In the records that follow, locate every line with "July" and extract it.

### MATERIALS PROVIDED

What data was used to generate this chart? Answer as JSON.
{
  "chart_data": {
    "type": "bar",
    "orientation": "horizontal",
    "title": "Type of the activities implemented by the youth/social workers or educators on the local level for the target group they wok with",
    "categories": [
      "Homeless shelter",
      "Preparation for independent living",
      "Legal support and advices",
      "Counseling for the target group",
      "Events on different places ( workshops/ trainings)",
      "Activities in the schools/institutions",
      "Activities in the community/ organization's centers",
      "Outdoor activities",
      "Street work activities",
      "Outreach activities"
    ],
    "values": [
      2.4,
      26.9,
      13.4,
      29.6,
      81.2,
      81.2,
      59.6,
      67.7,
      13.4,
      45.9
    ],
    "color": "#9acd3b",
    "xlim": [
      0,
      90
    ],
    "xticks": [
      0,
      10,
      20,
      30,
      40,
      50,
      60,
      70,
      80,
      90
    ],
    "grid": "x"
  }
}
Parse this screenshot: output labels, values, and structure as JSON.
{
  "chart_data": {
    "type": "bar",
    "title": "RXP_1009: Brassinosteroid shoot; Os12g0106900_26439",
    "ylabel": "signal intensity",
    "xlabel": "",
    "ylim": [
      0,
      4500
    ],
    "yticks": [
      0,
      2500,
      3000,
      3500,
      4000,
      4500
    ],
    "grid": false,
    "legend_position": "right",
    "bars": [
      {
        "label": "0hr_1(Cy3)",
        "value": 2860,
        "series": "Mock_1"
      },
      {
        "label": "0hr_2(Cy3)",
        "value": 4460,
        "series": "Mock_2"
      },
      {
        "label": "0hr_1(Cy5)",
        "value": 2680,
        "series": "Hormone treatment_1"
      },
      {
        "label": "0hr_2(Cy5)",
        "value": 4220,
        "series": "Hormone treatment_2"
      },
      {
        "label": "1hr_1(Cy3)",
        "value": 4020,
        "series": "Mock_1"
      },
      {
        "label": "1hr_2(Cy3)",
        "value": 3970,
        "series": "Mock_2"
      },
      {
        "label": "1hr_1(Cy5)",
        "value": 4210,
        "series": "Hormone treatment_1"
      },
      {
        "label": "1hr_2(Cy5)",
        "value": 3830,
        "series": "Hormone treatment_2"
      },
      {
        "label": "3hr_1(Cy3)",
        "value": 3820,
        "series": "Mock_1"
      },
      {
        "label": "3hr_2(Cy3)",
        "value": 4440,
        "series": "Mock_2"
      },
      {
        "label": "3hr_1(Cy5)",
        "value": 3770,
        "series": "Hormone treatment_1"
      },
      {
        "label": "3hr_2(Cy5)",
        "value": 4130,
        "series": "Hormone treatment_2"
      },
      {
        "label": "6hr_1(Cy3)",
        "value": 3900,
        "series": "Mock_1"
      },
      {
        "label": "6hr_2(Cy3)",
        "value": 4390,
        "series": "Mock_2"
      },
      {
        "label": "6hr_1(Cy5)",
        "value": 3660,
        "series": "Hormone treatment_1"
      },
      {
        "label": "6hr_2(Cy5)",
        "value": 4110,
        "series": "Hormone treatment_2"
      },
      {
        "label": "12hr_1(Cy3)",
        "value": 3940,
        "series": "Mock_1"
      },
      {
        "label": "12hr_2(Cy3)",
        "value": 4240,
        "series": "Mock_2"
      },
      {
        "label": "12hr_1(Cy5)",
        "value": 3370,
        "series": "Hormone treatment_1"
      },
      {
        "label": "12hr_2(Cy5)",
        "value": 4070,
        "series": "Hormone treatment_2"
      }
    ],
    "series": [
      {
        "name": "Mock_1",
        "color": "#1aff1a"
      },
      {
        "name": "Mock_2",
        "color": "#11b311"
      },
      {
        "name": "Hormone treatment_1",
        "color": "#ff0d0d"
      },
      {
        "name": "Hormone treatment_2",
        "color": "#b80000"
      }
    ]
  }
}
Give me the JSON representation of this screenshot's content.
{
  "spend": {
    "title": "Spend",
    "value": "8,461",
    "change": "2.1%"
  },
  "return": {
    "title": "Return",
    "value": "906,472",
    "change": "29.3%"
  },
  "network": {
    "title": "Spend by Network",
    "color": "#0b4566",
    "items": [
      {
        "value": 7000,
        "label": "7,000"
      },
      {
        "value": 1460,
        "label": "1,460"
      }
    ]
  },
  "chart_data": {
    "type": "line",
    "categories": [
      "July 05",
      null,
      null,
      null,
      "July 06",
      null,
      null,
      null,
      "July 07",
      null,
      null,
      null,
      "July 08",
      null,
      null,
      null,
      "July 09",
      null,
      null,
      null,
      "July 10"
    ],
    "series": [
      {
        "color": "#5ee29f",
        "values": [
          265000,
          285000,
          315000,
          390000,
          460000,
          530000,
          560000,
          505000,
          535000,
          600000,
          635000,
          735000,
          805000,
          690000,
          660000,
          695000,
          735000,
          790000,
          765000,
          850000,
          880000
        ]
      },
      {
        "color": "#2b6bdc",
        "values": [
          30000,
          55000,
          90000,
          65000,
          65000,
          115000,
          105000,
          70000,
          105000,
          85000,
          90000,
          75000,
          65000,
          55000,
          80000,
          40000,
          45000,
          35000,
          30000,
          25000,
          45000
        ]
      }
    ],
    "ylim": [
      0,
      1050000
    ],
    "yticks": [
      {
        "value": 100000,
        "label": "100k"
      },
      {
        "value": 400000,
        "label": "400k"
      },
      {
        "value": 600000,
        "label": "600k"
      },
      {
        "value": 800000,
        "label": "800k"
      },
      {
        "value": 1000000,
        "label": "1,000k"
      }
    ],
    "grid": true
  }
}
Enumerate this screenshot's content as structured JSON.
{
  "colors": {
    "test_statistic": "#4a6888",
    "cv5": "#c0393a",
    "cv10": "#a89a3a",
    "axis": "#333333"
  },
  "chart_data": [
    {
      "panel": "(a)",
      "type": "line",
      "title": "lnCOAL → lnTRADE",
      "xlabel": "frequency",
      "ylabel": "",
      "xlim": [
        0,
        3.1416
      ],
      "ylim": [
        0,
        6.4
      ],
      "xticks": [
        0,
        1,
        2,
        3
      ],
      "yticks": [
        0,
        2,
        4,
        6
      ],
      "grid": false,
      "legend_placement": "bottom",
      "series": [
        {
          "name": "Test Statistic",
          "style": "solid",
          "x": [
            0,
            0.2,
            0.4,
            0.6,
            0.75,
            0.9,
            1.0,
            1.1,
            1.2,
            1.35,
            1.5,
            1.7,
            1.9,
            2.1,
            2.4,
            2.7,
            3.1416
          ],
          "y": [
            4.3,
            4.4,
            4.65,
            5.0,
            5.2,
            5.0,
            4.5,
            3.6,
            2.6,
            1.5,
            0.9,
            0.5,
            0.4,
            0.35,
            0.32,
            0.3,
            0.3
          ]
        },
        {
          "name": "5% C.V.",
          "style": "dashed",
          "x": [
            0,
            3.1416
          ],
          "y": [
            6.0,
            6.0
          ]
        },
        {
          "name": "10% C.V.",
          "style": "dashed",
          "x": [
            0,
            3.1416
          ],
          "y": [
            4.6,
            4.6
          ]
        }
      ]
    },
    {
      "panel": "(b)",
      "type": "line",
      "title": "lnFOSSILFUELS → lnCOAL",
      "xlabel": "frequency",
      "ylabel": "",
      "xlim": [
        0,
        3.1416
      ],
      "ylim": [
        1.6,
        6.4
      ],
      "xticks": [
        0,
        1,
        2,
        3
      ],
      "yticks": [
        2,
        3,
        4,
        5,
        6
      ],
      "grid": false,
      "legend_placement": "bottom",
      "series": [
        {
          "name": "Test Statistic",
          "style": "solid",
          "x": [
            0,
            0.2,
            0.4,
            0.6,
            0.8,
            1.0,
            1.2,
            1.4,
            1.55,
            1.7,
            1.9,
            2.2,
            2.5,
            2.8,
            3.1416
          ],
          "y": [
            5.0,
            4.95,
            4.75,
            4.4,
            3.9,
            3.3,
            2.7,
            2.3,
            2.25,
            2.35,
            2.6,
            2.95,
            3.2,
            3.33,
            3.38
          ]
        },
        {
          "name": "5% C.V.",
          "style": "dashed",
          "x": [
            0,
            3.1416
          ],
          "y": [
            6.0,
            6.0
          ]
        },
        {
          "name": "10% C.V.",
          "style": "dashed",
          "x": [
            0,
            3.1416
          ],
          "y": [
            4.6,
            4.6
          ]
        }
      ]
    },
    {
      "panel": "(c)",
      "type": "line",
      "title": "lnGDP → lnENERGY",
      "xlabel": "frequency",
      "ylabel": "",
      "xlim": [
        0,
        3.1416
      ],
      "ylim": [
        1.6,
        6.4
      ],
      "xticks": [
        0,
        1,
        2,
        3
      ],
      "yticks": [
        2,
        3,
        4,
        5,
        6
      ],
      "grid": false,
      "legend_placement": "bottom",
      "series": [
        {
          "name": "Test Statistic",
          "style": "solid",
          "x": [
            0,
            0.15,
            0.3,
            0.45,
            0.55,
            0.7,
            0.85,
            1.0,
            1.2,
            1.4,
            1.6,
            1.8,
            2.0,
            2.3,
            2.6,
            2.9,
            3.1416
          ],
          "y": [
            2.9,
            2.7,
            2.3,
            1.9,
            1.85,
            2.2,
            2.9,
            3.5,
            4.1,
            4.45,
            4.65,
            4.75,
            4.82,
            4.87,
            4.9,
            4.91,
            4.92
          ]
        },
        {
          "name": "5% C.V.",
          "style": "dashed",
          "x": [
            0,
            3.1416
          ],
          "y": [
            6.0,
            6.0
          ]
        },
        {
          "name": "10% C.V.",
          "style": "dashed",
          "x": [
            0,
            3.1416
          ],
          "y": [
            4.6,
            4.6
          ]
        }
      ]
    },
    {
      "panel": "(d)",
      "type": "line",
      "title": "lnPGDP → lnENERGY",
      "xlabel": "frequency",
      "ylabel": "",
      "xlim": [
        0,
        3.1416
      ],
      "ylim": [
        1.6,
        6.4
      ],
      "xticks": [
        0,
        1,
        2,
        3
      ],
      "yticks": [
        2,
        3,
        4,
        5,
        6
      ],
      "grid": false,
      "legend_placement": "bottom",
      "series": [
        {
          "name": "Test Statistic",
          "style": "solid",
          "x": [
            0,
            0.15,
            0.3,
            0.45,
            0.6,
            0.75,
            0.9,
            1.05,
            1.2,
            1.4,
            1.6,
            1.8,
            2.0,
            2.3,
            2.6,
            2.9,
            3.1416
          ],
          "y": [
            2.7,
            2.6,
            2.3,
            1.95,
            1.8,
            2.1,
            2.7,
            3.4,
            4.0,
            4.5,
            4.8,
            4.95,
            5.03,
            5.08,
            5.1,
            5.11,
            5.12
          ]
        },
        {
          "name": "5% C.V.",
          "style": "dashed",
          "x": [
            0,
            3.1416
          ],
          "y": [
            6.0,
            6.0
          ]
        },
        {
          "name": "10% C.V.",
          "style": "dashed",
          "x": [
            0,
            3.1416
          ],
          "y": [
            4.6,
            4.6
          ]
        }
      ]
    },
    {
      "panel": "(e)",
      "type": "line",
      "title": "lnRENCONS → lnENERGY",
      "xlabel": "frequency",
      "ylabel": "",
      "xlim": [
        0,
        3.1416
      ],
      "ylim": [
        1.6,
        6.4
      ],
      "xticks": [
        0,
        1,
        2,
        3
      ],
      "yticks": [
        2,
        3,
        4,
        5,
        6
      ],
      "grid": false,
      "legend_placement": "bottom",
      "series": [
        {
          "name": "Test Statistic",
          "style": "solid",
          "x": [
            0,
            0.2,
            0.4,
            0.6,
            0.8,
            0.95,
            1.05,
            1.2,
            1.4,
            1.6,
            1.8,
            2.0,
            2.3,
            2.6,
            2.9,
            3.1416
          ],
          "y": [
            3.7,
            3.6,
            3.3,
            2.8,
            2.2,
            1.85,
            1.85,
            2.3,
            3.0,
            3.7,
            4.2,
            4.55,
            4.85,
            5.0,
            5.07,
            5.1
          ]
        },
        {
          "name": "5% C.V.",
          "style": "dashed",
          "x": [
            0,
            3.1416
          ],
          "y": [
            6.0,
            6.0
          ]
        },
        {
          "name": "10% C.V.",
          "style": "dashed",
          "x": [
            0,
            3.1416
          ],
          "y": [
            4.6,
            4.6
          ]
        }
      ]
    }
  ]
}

######

THE OUTPUT
      "July 05",
      "July 06",
      "July 07",
      "July 08",
      "July 09",
      "July 10"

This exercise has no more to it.